Description of the task ::
Collect every line in the records below that contains the word "Pravdo".

Source data ::
>>>
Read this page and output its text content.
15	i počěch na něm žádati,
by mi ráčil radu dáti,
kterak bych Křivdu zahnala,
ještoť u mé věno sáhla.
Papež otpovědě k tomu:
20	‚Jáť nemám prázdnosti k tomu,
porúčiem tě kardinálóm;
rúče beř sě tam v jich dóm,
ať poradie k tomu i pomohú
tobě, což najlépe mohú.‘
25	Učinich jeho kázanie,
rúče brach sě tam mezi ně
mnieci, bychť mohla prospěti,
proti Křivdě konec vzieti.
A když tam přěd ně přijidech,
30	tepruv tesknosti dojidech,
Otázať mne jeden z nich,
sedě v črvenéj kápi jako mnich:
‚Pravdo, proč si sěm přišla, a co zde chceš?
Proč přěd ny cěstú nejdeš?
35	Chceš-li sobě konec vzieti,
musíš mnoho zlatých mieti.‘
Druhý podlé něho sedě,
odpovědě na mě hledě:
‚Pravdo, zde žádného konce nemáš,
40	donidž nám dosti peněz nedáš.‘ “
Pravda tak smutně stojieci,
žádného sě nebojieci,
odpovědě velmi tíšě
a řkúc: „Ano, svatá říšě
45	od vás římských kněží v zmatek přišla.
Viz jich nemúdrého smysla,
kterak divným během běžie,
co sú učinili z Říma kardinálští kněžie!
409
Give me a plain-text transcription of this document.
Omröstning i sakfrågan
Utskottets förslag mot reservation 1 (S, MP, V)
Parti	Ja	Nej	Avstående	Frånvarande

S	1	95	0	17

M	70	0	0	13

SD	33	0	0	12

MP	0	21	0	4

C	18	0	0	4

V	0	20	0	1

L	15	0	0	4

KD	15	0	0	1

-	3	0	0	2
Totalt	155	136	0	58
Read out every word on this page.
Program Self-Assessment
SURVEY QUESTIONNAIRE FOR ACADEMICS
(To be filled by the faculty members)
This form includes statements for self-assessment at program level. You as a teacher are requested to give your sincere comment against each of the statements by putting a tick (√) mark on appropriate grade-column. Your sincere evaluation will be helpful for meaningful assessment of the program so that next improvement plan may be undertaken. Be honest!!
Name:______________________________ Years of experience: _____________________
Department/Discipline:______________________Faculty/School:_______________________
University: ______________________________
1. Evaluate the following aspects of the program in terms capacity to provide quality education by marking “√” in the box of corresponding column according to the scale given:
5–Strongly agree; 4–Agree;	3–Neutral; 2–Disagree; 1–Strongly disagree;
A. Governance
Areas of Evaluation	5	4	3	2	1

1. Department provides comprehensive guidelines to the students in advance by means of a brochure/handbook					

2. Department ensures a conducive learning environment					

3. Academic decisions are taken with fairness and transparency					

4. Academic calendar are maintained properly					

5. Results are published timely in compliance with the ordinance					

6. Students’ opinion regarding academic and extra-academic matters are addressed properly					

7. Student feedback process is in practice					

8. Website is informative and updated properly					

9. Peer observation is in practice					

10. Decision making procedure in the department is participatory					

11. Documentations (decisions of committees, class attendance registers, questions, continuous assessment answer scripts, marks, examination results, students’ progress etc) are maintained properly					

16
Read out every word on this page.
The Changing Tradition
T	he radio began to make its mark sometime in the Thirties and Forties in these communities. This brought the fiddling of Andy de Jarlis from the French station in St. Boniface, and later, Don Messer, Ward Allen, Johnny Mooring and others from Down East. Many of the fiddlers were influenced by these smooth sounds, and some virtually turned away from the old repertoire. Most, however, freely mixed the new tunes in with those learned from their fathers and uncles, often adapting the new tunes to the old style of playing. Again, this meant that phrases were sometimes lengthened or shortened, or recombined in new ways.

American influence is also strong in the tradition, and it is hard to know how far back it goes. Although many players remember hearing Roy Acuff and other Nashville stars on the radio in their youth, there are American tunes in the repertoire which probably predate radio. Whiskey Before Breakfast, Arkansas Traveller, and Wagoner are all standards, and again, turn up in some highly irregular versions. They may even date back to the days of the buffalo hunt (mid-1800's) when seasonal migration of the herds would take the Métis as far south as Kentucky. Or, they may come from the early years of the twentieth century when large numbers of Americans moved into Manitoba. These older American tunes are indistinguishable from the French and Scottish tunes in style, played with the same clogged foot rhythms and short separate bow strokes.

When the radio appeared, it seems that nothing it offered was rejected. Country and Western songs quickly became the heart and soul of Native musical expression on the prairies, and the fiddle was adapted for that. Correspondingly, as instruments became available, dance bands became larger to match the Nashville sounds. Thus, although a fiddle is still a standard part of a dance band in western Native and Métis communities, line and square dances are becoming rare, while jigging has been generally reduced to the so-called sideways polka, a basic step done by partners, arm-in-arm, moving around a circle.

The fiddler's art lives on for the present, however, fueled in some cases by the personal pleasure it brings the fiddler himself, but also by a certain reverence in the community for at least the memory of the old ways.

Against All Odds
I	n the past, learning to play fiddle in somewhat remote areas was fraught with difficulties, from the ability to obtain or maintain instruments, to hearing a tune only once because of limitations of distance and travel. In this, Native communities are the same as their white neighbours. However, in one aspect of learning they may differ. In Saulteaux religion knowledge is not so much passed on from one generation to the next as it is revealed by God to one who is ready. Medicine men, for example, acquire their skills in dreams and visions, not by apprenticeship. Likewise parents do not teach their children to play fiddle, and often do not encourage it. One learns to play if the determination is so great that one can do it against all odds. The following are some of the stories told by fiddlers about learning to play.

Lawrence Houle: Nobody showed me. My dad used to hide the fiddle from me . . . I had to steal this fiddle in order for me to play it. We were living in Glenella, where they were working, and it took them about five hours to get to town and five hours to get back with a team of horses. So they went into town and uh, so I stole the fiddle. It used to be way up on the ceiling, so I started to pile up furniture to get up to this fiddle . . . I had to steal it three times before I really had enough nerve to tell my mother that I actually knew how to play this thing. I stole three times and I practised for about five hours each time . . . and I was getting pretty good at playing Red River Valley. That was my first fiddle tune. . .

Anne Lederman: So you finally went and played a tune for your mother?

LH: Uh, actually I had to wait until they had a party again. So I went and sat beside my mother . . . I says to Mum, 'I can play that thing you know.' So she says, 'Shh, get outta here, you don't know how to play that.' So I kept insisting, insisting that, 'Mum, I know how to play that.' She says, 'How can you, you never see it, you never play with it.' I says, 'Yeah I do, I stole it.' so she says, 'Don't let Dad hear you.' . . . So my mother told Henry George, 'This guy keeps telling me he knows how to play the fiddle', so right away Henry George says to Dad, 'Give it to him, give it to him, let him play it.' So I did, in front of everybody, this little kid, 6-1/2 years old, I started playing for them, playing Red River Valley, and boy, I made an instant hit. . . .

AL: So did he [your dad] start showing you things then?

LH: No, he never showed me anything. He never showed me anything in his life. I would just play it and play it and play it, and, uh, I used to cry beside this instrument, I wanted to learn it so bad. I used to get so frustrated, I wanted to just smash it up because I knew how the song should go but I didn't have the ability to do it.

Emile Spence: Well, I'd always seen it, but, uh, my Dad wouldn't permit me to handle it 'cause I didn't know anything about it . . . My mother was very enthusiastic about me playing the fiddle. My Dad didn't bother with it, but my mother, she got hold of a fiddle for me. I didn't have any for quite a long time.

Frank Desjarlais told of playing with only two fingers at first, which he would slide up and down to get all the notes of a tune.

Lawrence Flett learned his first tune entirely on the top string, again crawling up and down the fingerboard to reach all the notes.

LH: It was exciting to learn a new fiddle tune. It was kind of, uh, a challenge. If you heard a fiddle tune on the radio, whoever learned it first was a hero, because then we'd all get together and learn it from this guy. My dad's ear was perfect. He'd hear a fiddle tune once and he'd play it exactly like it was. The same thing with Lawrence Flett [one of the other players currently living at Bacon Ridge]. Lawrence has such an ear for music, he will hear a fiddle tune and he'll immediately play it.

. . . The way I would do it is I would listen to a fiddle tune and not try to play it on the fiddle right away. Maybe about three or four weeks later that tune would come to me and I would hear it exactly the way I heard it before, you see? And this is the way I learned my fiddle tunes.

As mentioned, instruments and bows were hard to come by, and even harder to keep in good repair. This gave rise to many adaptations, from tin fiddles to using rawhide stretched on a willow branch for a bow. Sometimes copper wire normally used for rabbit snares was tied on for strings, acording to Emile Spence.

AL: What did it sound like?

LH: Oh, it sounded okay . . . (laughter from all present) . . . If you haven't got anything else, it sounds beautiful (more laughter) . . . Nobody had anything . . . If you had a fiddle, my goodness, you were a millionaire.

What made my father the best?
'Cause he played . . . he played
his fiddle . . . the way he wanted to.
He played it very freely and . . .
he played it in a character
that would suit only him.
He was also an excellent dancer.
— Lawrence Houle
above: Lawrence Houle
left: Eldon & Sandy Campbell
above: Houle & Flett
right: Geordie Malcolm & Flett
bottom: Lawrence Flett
<<<
Answer below ::
‚Pravdo, proč si sěm přišla, a co zde chceš?
‚Pravdo, zde žádného konce nemáš,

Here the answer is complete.